* start RECORDS SHOWN *
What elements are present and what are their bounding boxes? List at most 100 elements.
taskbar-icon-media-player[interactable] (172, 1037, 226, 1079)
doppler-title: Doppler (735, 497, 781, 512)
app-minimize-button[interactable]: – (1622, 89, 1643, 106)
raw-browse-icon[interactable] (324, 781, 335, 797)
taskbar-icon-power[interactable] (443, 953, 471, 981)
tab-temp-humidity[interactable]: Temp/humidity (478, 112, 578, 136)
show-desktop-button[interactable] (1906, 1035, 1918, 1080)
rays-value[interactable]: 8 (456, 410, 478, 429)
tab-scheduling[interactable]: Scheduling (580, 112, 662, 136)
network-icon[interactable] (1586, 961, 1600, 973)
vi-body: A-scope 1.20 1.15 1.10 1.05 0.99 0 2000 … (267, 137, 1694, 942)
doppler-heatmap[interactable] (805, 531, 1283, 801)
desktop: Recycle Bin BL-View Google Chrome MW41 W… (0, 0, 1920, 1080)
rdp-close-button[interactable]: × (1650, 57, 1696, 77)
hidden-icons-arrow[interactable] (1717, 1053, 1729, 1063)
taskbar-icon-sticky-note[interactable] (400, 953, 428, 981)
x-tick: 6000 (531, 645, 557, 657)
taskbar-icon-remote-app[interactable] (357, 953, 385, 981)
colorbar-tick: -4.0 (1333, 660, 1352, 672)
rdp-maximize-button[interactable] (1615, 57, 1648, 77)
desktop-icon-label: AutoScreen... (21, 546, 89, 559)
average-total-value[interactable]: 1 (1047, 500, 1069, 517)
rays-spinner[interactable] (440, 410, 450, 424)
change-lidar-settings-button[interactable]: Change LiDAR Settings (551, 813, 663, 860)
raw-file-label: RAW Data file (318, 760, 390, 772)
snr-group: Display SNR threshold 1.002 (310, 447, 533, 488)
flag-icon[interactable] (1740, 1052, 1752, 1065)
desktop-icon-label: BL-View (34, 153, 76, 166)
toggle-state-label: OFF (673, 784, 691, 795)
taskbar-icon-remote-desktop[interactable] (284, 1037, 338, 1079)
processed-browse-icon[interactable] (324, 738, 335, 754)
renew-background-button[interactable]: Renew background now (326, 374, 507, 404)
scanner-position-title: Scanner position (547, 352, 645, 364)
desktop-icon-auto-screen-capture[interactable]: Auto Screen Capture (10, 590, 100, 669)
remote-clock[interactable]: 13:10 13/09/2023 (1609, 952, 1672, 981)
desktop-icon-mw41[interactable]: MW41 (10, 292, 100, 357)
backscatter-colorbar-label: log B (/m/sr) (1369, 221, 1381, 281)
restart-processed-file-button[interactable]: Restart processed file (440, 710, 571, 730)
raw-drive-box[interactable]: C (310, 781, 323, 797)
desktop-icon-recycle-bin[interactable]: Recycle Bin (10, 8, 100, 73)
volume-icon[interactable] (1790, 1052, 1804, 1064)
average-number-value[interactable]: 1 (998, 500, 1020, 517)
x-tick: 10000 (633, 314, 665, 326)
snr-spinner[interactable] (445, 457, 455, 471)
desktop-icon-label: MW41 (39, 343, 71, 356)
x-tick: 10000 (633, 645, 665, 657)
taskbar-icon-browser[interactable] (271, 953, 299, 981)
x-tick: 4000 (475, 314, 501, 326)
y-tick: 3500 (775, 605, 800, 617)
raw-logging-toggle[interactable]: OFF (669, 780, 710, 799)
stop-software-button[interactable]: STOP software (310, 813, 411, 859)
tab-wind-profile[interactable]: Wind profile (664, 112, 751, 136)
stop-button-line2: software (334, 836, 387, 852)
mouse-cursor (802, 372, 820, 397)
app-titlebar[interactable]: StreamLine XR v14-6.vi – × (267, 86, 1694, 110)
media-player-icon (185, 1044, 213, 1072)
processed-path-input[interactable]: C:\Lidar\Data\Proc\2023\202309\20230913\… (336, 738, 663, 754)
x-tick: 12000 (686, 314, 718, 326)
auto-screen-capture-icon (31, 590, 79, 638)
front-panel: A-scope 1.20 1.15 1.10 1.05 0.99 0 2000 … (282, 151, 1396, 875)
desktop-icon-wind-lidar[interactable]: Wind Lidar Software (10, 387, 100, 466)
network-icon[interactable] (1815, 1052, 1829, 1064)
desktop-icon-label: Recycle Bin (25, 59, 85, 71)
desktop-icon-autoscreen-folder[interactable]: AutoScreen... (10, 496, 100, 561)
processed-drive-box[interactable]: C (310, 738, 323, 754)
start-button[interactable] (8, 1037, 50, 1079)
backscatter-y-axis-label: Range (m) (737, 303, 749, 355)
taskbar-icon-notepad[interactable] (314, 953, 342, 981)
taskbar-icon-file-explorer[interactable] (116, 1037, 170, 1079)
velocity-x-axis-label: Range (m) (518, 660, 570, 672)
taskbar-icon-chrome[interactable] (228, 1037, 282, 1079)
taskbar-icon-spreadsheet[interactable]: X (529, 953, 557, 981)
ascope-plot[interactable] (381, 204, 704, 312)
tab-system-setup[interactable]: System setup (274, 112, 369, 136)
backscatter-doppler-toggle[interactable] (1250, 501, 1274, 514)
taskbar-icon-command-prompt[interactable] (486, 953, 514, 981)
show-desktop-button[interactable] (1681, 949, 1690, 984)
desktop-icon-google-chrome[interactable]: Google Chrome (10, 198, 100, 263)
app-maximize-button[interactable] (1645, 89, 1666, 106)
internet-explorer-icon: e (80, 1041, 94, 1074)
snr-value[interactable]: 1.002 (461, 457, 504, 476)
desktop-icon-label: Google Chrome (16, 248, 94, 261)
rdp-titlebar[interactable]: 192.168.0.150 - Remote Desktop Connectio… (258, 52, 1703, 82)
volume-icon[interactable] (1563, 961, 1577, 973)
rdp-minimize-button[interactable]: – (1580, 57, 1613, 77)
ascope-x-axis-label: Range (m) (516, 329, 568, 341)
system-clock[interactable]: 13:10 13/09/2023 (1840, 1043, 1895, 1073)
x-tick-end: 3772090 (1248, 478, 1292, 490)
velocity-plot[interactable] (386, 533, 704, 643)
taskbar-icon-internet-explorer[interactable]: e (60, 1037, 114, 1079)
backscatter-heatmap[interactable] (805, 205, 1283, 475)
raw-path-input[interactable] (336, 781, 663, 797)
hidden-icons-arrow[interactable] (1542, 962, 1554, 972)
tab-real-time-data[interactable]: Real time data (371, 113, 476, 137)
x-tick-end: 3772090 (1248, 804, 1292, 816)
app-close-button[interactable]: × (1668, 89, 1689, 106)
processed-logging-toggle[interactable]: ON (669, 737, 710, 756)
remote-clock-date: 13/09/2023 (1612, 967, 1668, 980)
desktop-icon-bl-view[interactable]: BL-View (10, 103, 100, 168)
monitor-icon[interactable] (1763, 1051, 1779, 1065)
* end RECORDS SHOWN *
Convert the material above into a Markdown table with the columns Row and Entry, numbering each line in Row and putting its text in Entry. Leave out any blank lines.

| Row | Entry |
|---|---|
| 1 | What elements are present and what are their bounding boxes? List at most 100 elements. |
| 2 | taskbar-icon-media-player[interactable] (172, 1037, 226, 1079) |
| 3 | doppler-title: Doppler (735, 497, 781, 512) |
| 4 | app-minimize-button[interactable]: – (1622, 89, 1643, 106) |
| 5 | raw-browse-icon[interactable] (324, 781, 335, 797) |
| 6 | taskbar-icon-power[interactable] (443, 953, 471, 981) |
| 7 | tab-temp-humidity[interactable]: Temp/humidity (478, 112, 578, 136) |
| 8 | show-desktop-button[interactable] (1906, 1035, 1918, 1080) |
| 9 | rays-value[interactable]: 8 (456, 410, 478, 429) |
| 10 | tab-scheduling[interactable]: Scheduling (580, 112, 662, 136) |
| 11 | network-icon[interactable] (1586, 961, 1600, 973) |
| 12 | vi-body: A-scope 1.20 1.15 1.10 1.05 0.99 0 2000 … (267, 137, 1694, 942) |
| 13 | doppler-heatmap[interactable] (805, 531, 1283, 801) |
| 14 | desktop: Recycle Bin BL-View Google Chrome MW41 W… (0, 0, 1920, 1080) |
| 15 | rdp-close-button[interactable]: × (1650, 57, 1696, 77) |
| 16 | hidden-icons-arrow[interactable] (1717, 1053, 1729, 1063) |
| 17 | taskbar-icon-sticky-note[interactable] (400, 953, 428, 981) |
| 18 | x-tick: 6000 (531, 645, 557, 657) |
| 19 | taskbar-icon-remote-app[interactable] (357, 953, 385, 981) |
| 20 | colorbar-tick: -4.0 (1333, 660, 1352, 672) |
| 21 | rdp-maximize-button[interactable] (1615, 57, 1648, 77) |
| 22 | desktop-icon-label: AutoScreen... (21, 546, 89, 559) |
| 23 | average-total-value[interactable]: 1 (1047, 500, 1069, 517) |
| 24 | rays-spinner[interactable] (440, 410, 450, 424) |
| 25 | change-lidar-settings-button[interactable]: Change LiDAR Settings (551, 813, 663, 860) |
| 26 | raw-file-label: RAW Data file (318, 760, 390, 772) |
| 27 | snr-group: Display SNR threshold 1.002 (310, 447, 533, 488) |
| 28 | flag-icon[interactable] (1740, 1052, 1752, 1065) |
| 29 | desktop-icon-label: BL-View (34, 153, 76, 166) |
| 30 | toggle-state-label: OFF (673, 784, 691, 795) |
| 31 | taskbar-icon-remote-desktop[interactable] (284, 1037, 338, 1079) |
| 32 | processed-browse-icon[interactable] (324, 738, 335, 754) |
| 33 | renew-background-button[interactable]: Renew background now (326, 374, 507, 404) |
| 34 | scanner-position-title: Scanner position (547, 352, 645, 364) |
| 35 | desktop-icon-auto-screen-capture[interactable]: Auto Screen Capture (10, 590, 100, 669) |
| 36 | remote-clock[interactable]: 13:10 13/09/2023 (1609, 952, 1672, 981) |
| 37 | desktop-icon-mw41[interactable]: MW41 (10, 292, 100, 357) |
| 38 | backscatter-colorbar-label: log B (/m/sr) (1369, 221, 1381, 281) |
| 39 | restart-processed-file-button[interactable]: Restart processed file (440, 710, 571, 730) |
| 40 | raw-drive-box[interactable]: C (310, 781, 323, 797) |
| 41 | desktop-icon-recycle-bin[interactable]: Recycle Bin (10, 8, 100, 73) |
| 42 | volume-icon[interactable] (1790, 1052, 1804, 1064) |
| 43 | average-number-value[interactable]: 1 (998, 500, 1020, 517) |
| 44 | x-tick: 10000 (633, 314, 665, 326) |
| 45 | snr-spinner[interactable] (445, 457, 455, 471) |
| 46 | desktop-icon-label: MW41 (39, 343, 71, 356) |
| 47 | x-tick: 10000 (633, 645, 665, 657) |
| 48 | taskbar-icon-browser[interactable] (271, 953, 299, 981) |
| 49 | x-tick: 4000 (475, 314, 501, 326) |
| 50 | y-tick: 3500 (775, 605, 800, 617) |
| 51 | raw-logging-toggle[interactable]: OFF (669, 780, 710, 799) |
| 52 | stop-software-button[interactable]: STOP software (310, 813, 411, 859) |
| 53 | tab-wind-profile[interactable]: Wind profile (664, 112, 751, 136) |
| 54 | stop-button-line2: software (334, 836, 387, 852) |
| 55 | mouse-cursor (802, 372, 820, 397) |
| 56 | app-titlebar[interactable]: StreamLine XR v14-6.vi – × (267, 86, 1694, 110) |
| 57 | media-player-icon (185, 1044, 213, 1072) |
| 58 | processed-path-input[interactable]: C:\Lidar\Data\Proc\2023\202309\20230913\… (336, 738, 663, 754) |
| 59 | x-tick: 12000 (686, 314, 718, 326) |
| 60 | auto-screen-capture-icon (31, 590, 79, 638) |
| 61 | front-panel: A-scope 1.20 1.15 1.10 1.05 0.99 0 2000 … (282, 151, 1396, 875) |
| 62 | desktop-icon-wind-lidar[interactable]: Wind Lidar Software (10, 387, 100, 466) |
| 63 | network-icon[interactable] (1815, 1052, 1829, 1064) |
| 64 | desktop-icon-label: Recycle Bin (25, 59, 85, 71) |
| 65 | desktop-icon-autoscreen-folder[interactable]: AutoScreen... (10, 496, 100, 561) |
| 66 | processed-drive-box[interactable]: C (310, 738, 323, 754) |
| 67 | start-button[interactable] (8, 1037, 50, 1079) |
| 68 | backscatter-y-axis-label: Range (m) (737, 303, 749, 355) |
| 69 | taskbar-icon-notepad[interactable] (314, 953, 342, 981) |
| 70 | taskbar-icon-file-explorer[interactable] (116, 1037, 170, 1079) |
| 71 | velocity-x-axis-label: Range (m) (518, 660, 570, 672) |
| 72 | taskbar-icon-chrome[interactable] (228, 1037, 282, 1079) |
| 73 | taskbar-icon-spreadsheet[interactable]: X (529, 953, 557, 981) |
| 74 | ascope-plot[interactable] (381, 204, 704, 312) |
| 75 | tab-system-setup[interactable]: System setup (274, 112, 369, 136) |
| 76 | backscatter-doppler-toggle[interactable] (1250, 501, 1274, 514) |
| 77 | taskbar-icon-command-prompt[interactable] (486, 953, 514, 981) |
| 78 | show-desktop-button[interactable] (1681, 949, 1690, 984) |
| 79 | desktop-icon-google-chrome[interactable]: Google Chrome (10, 198, 100, 263) |
| 80 | app-maximize-button[interactable] (1645, 89, 1666, 106) |
| 81 | internet-explorer-icon: e (80, 1041, 94, 1074) |
| 82 | snr-value[interactable]: 1.002 (461, 457, 504, 476) |
| 83 | desktop-icon-label: Google Chrome (16, 248, 94, 261) |
| 84 | rdp-titlebar[interactable]: 192.168.0.150 - Remote Desktop Connectio… (258, 52, 1703, 82) |
| 85 | volume-icon[interactable] (1563, 961, 1577, 973) |
| 86 | rdp-minimize-button[interactable]: – (1580, 57, 1613, 77) |
| 87 | ascope-x-axis-label: Range (m) (516, 329, 568, 341) |
| 88 | system-clock[interactable]: 13:10 13/09/2023 (1840, 1043, 1895, 1073) |
| 89 | x-tick-end: 3772090 (1248, 478, 1292, 490) |
| 90 | velocity-plot[interactable] (386, 533, 704, 643) |
| 91 | taskbar-icon-internet-explorer[interactable]: e (60, 1037, 114, 1079) |
| 92 | backscatter-heatmap[interactable] (805, 205, 1283, 475) |
| 93 | raw-path-input[interactable] (336, 781, 663, 797) |
| 94 | hidden-icons-arrow[interactable] (1542, 962, 1554, 972) |
| 95 | tab-real-time-data[interactable]: Real time data (371, 113, 476, 137) |
| 96 | x-tick-end: 3772090 (1248, 804, 1292, 816) |
| 97 | app-close-button[interactable]: × (1668, 89, 1689, 106) |
| 98 | processed-logging-toggle[interactable]: ON (669, 737, 710, 756) |
| 99 | remote-clock-date: 13/09/2023 (1612, 967, 1668, 980) |
| 100 | desktop-icon-bl-view[interactable]: BL-View (10, 103, 100, 168) |
| 101 | monitor-icon[interactable] (1763, 1051, 1779, 1065) |